* WHAT IS EXPECTED: Copy the records below exactly, leaving out every picture.

* SUPPLIED DATA:
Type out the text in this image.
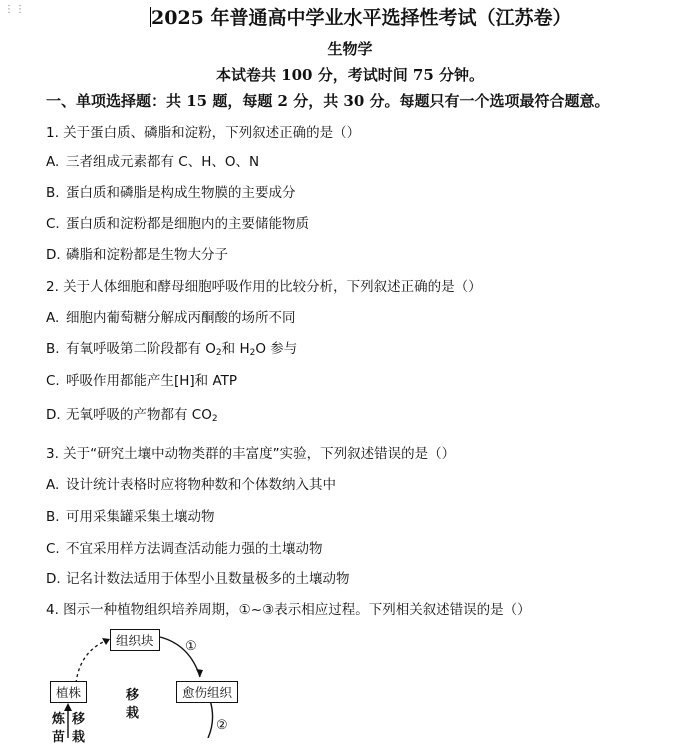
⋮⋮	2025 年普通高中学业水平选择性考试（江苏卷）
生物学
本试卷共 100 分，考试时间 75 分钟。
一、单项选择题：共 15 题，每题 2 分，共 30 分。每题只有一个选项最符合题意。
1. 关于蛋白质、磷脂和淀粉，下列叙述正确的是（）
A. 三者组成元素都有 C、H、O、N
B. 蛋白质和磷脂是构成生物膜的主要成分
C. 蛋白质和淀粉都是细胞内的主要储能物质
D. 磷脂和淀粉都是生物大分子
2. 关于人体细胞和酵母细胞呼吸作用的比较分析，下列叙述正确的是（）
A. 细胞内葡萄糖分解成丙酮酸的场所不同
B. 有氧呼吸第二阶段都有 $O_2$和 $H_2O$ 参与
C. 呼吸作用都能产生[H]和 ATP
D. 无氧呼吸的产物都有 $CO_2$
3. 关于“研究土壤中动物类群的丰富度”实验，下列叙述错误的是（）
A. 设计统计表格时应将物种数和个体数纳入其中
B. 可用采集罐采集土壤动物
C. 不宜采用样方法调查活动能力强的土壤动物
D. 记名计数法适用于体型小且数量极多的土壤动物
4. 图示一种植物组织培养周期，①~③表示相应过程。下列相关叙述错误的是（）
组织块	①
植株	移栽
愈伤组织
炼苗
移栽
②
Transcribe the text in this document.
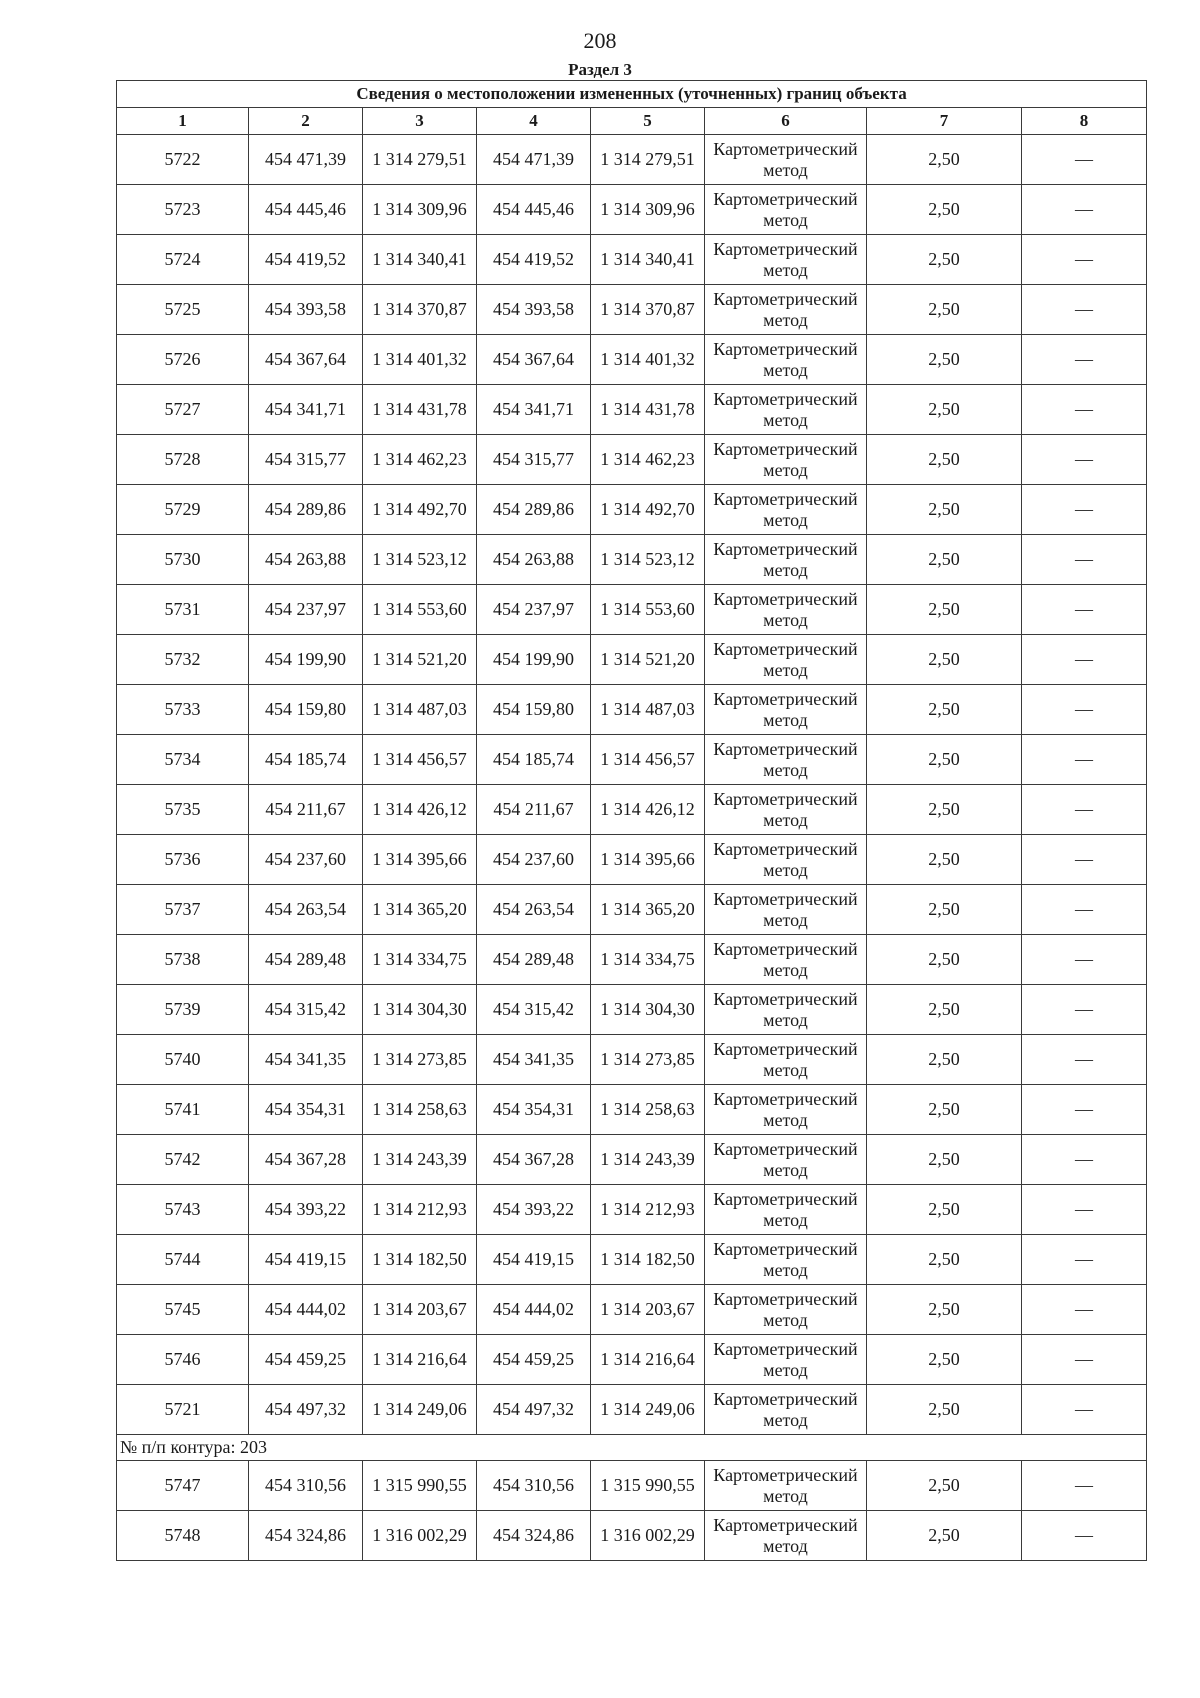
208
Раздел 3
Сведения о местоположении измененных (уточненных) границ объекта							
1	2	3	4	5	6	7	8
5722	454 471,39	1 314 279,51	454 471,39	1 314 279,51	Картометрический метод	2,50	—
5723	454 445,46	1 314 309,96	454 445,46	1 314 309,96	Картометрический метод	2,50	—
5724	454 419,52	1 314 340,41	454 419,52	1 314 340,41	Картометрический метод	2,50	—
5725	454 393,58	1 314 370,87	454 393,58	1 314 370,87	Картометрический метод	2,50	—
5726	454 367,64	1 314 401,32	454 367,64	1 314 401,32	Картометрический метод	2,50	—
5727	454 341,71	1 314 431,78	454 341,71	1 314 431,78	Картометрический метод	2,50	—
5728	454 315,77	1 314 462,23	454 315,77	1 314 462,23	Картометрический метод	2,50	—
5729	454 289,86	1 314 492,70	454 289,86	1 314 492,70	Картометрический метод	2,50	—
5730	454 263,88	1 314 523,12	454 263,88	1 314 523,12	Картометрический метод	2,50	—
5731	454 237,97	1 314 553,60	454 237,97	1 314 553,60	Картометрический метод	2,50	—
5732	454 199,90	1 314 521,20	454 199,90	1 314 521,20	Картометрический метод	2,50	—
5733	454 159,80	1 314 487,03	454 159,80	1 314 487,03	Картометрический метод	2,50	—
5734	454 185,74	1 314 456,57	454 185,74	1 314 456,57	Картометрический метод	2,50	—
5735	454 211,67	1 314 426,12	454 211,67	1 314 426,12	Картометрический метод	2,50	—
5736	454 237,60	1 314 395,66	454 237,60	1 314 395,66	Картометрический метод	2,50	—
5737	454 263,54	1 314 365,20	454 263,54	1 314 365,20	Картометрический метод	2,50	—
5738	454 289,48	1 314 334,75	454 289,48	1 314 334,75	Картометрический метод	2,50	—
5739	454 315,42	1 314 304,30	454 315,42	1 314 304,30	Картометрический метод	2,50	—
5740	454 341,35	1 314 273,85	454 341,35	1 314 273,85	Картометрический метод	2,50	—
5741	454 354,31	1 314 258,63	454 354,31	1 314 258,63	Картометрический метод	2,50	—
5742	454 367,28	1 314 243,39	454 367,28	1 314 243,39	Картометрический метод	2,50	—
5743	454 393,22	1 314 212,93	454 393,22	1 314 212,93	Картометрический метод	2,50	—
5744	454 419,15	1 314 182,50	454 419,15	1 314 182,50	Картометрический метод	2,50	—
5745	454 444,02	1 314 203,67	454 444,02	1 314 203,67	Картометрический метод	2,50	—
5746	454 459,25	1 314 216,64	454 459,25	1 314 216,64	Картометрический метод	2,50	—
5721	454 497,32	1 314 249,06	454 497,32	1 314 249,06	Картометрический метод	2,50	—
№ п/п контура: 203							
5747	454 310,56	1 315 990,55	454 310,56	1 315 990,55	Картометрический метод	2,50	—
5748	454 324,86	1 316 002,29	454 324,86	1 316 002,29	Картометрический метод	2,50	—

* SOLUTION TO THE PROBLEM:
Type out the text in this image.
⋮⋮	2025 年普通高中学业水平选择性考试（江苏卷）
生物学
本试卷共 100 分，考试时间 75 分钟。
一、单项选择题：共 15 题，每题 2 分，共 30 分。每题只有一个选项最符合题意。
1. 关于蛋白质、磷脂和淀粉，下列叙述正确的是（）
A. 三者组成元素都有 C、H、O、N
B. 蛋白质和磷脂是构成生物膜的主要成分
C. 蛋白质和淀粉都是细胞内的主要储能物质
D. 磷脂和淀粉都是生物大分子
2. 关于人体细胞和酵母细胞呼吸作用的比较分析，下列叙述正确的是（）
A. 细胞内葡萄糖分解成丙酮酸的场所不同
B. 有氧呼吸第二阶段都有 $O_2$和 $H_2O$ 参与
C. 呼吸作用都能产生[H]和 ATP
D. 无氧呼吸的产物都有 $CO_2$
3. 关于“研究土壤中动物类群的丰富度”实验，下列叙述错误的是（）
A. 设计统计表格时应将物种数和个体数纳入其中
B. 可用采集罐采集土壤动物
C. 不宜采用样方法调查活动能力强的土壤动物
D. 记名计数法适用于体型小且数量极多的土壤动物
4. 图示一种植物组织培养周期，①~③表示相应过程。下列相关叙述错误的是（）
组织块	①
植株	移栽
愈伤组织
炼苗
移栽
②
Transcribe the text in this document.
208
Раздел 3
Сведения о местоположении измененных (уточненных) границ объекта							
1	2	3	4	5	6	7	8
5722	454 471,39	1 314 279,51	454 471,39	1 314 279,51	Картометрический метод	2,50	—
5723	454 445,46	1 314 309,96	454 445,46	1 314 309,96	Картометрический метод	2,50	—
5724	454 419,52	1 314 340,41	454 419,52	1 314 340,41	Картометрический метод	2,50	—
5725	454 393,58	1 314 370,87	454 393,58	1 314 370,87	Картометрический метод	2,50	—
5726	454 367,64	1 314 401,32	454 367,64	1 314 401,32	Картометрический метод	2,50	—
5727	454 341,71	1 314 431,78	454 341,71	1 314 431,78	Картометрический метод	2,50	—
5728	454 315,77	1 314 462,23	454 315,77	1 314 462,23	Картометрический метод	2,50	—
5729	454 289,86	1 314 492,70	454 289,86	1 314 492,70	Картометрический метод	2,50	—
5730	454 263,88	1 314 523,12	454 263,88	1 314 523,12	Картометрический метод	2,50	—
5731	454 237,97	1 314 553,60	454 237,97	1 314 553,60	Картометрический метод	2,50	—
5732	454 199,90	1 314 521,20	454 199,90	1 314 521,20	Картометрический метод	2,50	—
5733	454 159,80	1 314 487,03	454 159,80	1 314 487,03	Картометрический метод	2,50	—
5734	454 185,74	1 314 456,57	454 185,74	1 314 456,57	Картометрический метод	2,50	—
5735	454 211,67	1 314 426,12	454 211,67	1 314 426,12	Картометрический метод	2,50	—
5736	454 237,60	1 314 395,66	454 237,60	1 314 395,66	Картометрический метод	2,50	—
5737	454 263,54	1 314 365,20	454 263,54	1 314 365,20	Картометрический метод	2,50	—
5738	454 289,48	1 314 334,75	454 289,48	1 314 334,75	Картометрический метод	2,50	—
5739	454 315,42	1 314 304,30	454 315,42	1 314 304,30	Картометрический метод	2,50	—
5740	454 341,35	1 314 273,85	454 341,35	1 314 273,85	Картометрический метод	2,50	—
5741	454 354,31	1 314 258,63	454 354,31	1 314 258,63	Картометрический метод	2,50	—
5742	454 367,28	1 314 243,39	454 367,28	1 314 243,39	Картометрический метод	2,50	—
5743	454 393,22	1 314 212,93	454 393,22	1 314 212,93	Картометрический метод	2,50	—
5744	454 419,15	1 314 182,50	454 419,15	1 314 182,50	Картометрический метод	2,50	—
5745	454 444,02	1 314 203,67	454 444,02	1 314 203,67	Картометрический метод	2,50	—
5746	454 459,25	1 314 216,64	454 459,25	1 314 216,64	Картометрический метод	2,50	—
5721	454 497,32	1 314 249,06	454 497,32	1 314 249,06	Картометрический метод	2,50	—
№ п/п контура: 203							
5747	454 310,56	1 315 990,55	454 310,56	1 315 990,55	Картометрический метод	2,50	—
5748	454 324,86	1 316 002,29	454 324,86	1 316 002,29	Картометрический метод	2,50	—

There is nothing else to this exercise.